◆ **SOURCE MATERIAL**
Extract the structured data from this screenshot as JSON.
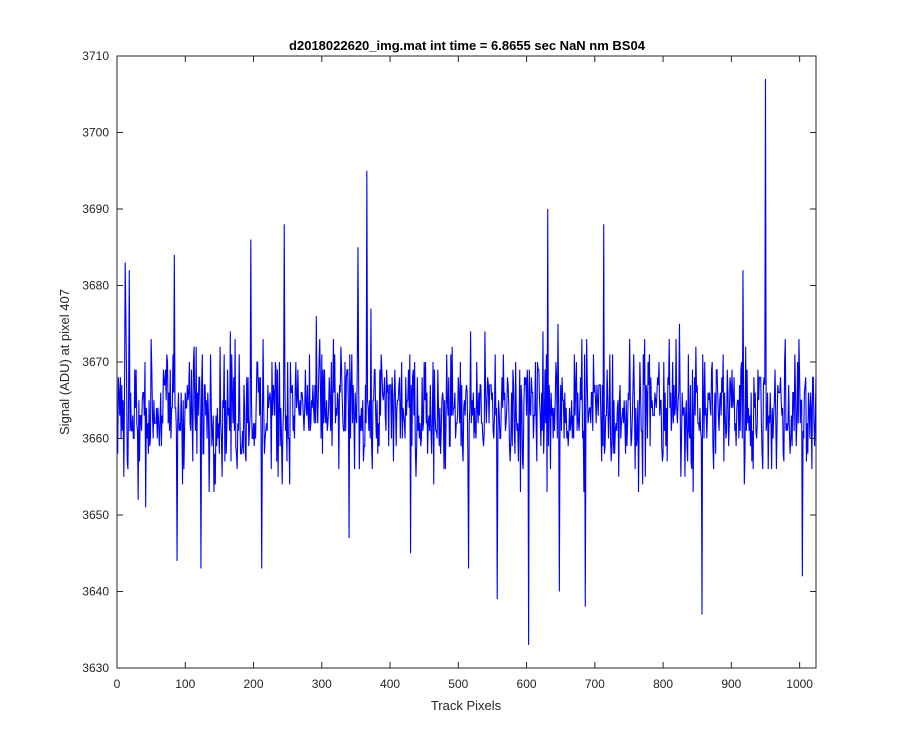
{
  "chart_data": {
    "type": "line",
    "title": "d2018022620_img.mat int time = 6.8655 sec  NaN nm BS04",
    "xlabel": "Track Pixels",
    "ylabel": "Signal (ADU) at pixel 407",
    "xlim": [
      0,
      1024
    ],
    "ylim": [
      3630,
      3710
    ],
    "xticks": [
      0,
      100,
      200,
      300,
      400,
      500,
      600,
      700,
      800,
      900,
      1000
    ],
    "yticks": [
      3630,
      3640,
      3650,
      3660,
      3670,
      3680,
      3690,
      3700,
      3710
    ],
    "grid": false,
    "legend": "none",
    "series": [
      {
        "color": "#0000ff",
        "x_start": 1,
        "x_step": 1,
        "baseline": 3664,
        "notable_points": [
          {
            "x": 5,
            "y": 3668
          },
          {
            "x": 12,
            "y": 3683
          },
          {
            "x": 18,
            "y": 3682
          },
          {
            "x": 31,
            "y": 3652
          },
          {
            "x": 84,
            "y": 3684
          },
          {
            "x": 88,
            "y": 3644
          },
          {
            "x": 123,
            "y": 3643
          },
          {
            "x": 196,
            "y": 3686
          },
          {
            "x": 212,
            "y": 3643
          },
          {
            "x": 245,
            "y": 3688
          },
          {
            "x": 340,
            "y": 3647
          },
          {
            "x": 353,
            "y": 3685
          },
          {
            "x": 366,
            "y": 3695
          },
          {
            "x": 430,
            "y": 3645
          },
          {
            "x": 515,
            "y": 3643
          },
          {
            "x": 557,
            "y": 3639
          },
          {
            "x": 603,
            "y": 3633
          },
          {
            "x": 631,
            "y": 3690
          },
          {
            "x": 648,
            "y": 3640
          },
          {
            "x": 686,
            "y": 3638
          },
          {
            "x": 713,
            "y": 3688
          },
          {
            "x": 857,
            "y": 3637
          },
          {
            "x": 917,
            "y": 3682
          },
          {
            "x": 950,
            "y": 3707
          },
          {
            "x": 1004,
            "y": 3642
          }
        ]
      }
    ]
  }
}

◆ **THE REQUEST**
Output the entries above exactly, without their pictures.

◆ **TASK ANSWER**
Extract the structured data from this screenshot as JSON.
{
  "chart_data": {
    "type": "line",
    "title": "d2018022620_img.mat int time = 6.8655 sec  NaN nm BS04",
    "xlabel": "Track Pixels",
    "ylabel": "Signal (ADU) at pixel 407",
    "xlim": [
      0,
      1024
    ],
    "ylim": [
      3630,
      3710
    ],
    "xticks": [
      0,
      100,
      200,
      300,
      400,
      500,
      600,
      700,
      800,
      900,
      1000
    ],
    "yticks": [
      3630,
      3640,
      3650,
      3660,
      3670,
      3680,
      3690,
      3700,
      3710
    ],
    "grid": false,
    "legend": "none",
    "series": [
      {
        "color": "#0000ff",
        "x_start": 1,
        "x_step": 1,
        "baseline": 3664,
        "notable_points": [
          {
            "x": 5,
            "y": 3668
          },
          {
            "x": 12,
            "y": 3683
          },
          {
            "x": 18,
            "y": 3682
          },
          {
            "x": 31,
            "y": 3652
          },
          {
            "x": 84,
            "y": 3684
          },
          {
            "x": 88,
            "y": 3644
          },
          {
            "x": 123,
            "y": 3643
          },
          {
            "x": 196,
            "y": 3686
          },
          {
            "x": 212,
            "y": 3643
          },
          {
            "x": 245,
            "y": 3688
          },
          {
            "x": 340,
            "y": 3647
          },
          {
            "x": 353,
            "y": 3685
          },
          {
            "x": 366,
            "y": 3695
          },
          {
            "x": 430,
            "y": 3645
          },
          {
            "x": 515,
            "y": 3643
          },
          {
            "x": 557,
            "y": 3639
          },
          {
            "x": 603,
            "y": 3633
          },
          {
            "x": 631,
            "y": 3690
          },
          {
            "x": 648,
            "y": 3640
          },
          {
            "x": 686,
            "y": 3638
          },
          {
            "x": 713,
            "y": 3688
          },
          {
            "x": 857,
            "y": 3637
          },
          {
            "x": 917,
            "y": 3682
          },
          {
            "x": 950,
            "y": 3707
          },
          {
            "x": 1004,
            "y": 3642
          }
        ]
      }
    ]
  }
}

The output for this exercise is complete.